Work to complete
Reproduce all entries verbatim, with nothing added or dropped.
[BEGIN Raw data]
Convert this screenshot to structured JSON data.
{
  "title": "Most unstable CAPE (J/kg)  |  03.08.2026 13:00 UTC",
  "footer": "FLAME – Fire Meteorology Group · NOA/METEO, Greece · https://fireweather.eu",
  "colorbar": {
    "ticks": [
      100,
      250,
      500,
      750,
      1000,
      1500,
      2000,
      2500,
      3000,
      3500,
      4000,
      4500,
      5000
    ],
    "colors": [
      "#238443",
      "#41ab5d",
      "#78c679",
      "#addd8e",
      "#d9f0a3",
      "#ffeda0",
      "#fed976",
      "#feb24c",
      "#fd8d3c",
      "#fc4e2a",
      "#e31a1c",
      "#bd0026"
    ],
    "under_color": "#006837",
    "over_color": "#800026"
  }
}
[END Raw data]
Exercise answer
Convert this screenshot to structured JSON data.
{
  "title": "Most unstable CAPE (J/kg)  |  03.08.2026 13:00 UTC",
  "footer": "FLAME – Fire Meteorology Group · NOA/METEO, Greece · https://fireweather.eu",
  "colorbar": {
    "ticks": [
      100,
      250,
      500,
      750,
      1000,
      1500,
      2000,
      2500,
      3000,
      3500,
      4000,
      4500,
      5000
    ],
    "colors": [
      "#238443",
      "#41ab5d",
      "#78c679",
      "#addd8e",
      "#d9f0a3",
      "#ffeda0",
      "#fed976",
      "#feb24c",
      "#fd8d3c",
      "#fc4e2a",
      "#e31a1c",
      "#bd0026"
    ],
    "under_color": "#006837",
    "over_color": "#800026"
  }
}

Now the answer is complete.